EXERCISE GOAL: Look for "khách" in each line of the entries, and return the matching lines.

GIVEN RECORDS:

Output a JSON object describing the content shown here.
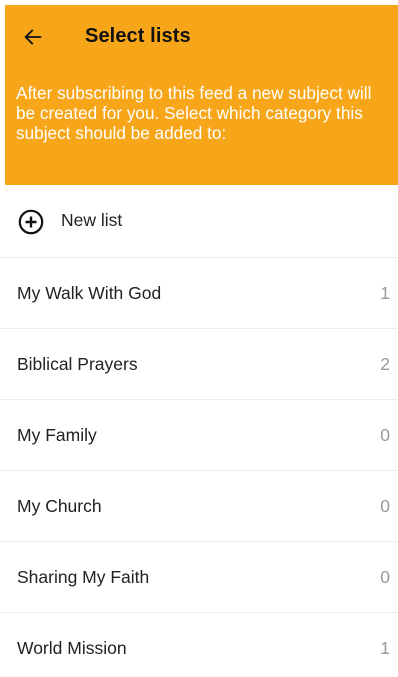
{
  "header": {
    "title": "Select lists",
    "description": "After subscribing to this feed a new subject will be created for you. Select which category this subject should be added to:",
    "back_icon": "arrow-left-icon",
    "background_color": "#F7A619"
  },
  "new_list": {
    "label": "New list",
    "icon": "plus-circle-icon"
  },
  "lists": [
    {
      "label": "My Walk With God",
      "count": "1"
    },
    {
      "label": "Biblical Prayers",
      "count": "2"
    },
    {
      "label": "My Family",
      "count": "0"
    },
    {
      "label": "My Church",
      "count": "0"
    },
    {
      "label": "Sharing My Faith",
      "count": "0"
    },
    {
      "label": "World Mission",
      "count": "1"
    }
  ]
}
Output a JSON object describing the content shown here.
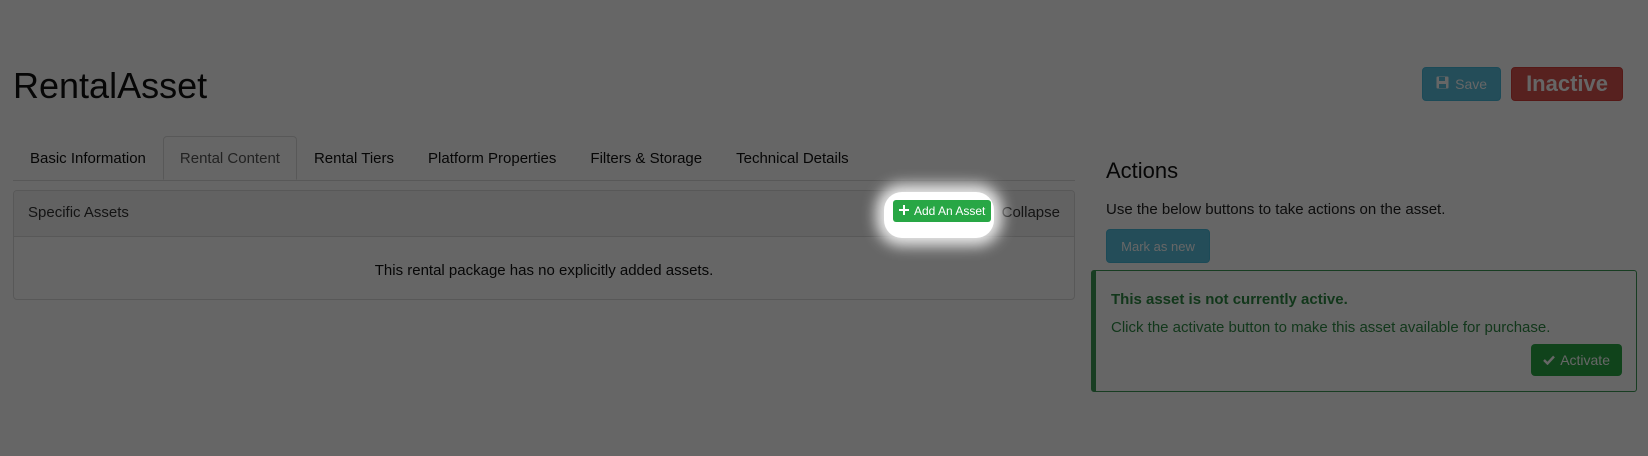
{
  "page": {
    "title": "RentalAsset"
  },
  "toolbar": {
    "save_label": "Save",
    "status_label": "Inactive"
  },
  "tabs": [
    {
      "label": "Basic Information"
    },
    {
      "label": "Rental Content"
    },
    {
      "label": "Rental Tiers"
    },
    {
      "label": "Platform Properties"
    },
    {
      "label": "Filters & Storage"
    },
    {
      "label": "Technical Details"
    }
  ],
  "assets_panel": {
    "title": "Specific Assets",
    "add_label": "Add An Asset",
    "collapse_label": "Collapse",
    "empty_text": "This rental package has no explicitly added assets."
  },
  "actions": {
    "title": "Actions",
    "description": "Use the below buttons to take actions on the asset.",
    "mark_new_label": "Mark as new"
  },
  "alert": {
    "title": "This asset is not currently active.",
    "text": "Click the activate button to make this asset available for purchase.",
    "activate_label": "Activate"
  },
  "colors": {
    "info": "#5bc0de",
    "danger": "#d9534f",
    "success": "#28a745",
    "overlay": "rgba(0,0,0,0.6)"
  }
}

--

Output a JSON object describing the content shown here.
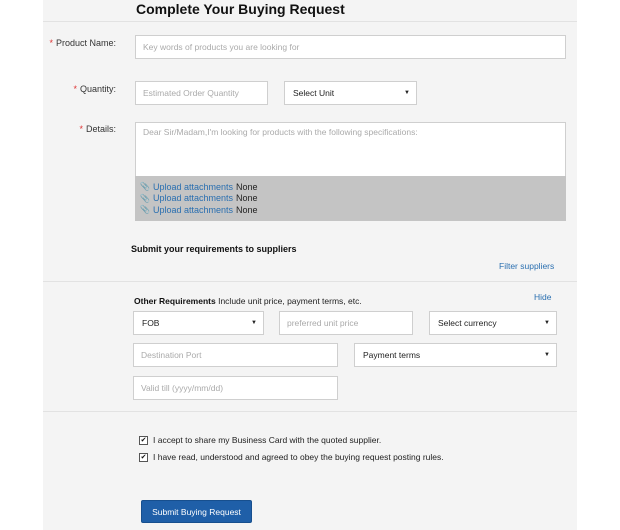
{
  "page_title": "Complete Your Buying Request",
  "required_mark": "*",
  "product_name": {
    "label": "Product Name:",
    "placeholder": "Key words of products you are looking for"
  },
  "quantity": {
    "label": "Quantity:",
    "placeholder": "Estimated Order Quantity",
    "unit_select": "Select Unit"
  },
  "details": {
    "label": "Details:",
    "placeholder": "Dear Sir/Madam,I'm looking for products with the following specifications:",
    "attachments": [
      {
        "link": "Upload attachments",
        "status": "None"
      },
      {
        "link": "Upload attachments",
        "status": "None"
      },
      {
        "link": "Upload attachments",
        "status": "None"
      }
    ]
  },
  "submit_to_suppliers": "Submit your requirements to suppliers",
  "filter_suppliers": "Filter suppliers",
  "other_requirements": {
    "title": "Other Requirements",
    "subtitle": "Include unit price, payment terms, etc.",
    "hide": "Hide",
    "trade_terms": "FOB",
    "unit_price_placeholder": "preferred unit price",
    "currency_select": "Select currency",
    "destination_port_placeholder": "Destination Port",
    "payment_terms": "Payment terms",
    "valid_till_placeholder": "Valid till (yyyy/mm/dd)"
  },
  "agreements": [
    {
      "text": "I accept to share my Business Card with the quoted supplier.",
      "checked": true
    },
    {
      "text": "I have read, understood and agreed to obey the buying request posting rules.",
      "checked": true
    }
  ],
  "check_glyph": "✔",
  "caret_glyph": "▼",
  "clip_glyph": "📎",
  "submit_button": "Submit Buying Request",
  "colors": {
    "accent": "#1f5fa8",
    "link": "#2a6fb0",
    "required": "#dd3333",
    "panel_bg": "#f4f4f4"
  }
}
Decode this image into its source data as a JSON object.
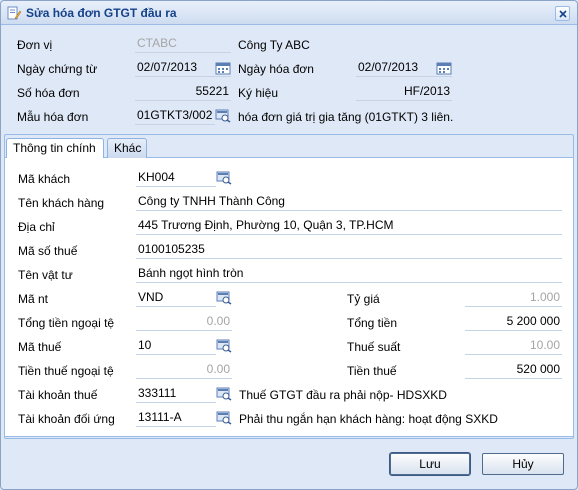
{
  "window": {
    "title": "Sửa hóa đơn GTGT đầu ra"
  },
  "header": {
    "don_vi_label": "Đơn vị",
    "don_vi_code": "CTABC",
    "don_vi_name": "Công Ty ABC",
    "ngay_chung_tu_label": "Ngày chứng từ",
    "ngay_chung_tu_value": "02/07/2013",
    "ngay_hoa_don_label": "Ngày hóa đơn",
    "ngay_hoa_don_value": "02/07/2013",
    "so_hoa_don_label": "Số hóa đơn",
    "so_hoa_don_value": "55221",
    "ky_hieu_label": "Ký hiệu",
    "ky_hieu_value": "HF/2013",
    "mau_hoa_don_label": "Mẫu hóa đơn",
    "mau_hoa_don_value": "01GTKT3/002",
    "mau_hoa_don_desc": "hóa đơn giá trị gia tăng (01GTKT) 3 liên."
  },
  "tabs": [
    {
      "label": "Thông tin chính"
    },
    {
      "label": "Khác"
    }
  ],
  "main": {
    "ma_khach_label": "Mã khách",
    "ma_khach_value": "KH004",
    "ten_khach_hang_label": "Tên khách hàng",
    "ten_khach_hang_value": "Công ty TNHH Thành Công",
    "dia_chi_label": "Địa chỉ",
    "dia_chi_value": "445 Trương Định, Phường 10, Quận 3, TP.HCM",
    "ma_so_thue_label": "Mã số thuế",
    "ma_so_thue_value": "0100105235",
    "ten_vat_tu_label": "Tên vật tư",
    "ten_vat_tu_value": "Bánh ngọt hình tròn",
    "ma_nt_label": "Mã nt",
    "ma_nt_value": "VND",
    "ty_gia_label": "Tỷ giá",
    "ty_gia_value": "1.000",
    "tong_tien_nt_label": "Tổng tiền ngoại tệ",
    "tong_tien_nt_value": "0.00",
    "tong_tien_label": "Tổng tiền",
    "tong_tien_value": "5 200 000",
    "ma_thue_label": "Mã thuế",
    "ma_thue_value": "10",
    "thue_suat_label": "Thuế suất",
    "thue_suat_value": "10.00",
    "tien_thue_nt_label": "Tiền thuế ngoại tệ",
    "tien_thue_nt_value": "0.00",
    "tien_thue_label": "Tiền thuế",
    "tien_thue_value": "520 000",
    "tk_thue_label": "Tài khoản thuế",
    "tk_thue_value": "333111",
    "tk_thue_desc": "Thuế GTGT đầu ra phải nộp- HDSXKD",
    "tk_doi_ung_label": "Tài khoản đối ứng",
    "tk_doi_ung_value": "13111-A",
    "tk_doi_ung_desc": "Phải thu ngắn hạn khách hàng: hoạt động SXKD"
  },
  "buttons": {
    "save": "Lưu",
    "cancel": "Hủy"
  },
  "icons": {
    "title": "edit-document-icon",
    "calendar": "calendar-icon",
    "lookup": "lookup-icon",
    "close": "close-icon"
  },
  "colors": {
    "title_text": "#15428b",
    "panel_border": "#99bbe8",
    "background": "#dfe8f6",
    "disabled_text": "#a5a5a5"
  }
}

RESPONSE:
    "ma_khach_label": "Mã khách",
    "ten_khach_hang_label": "Tên khách hàng",
    "tk_doi_ung_desc": "Phải thu ngắn hạn khách hàng: hoạt động SXKD"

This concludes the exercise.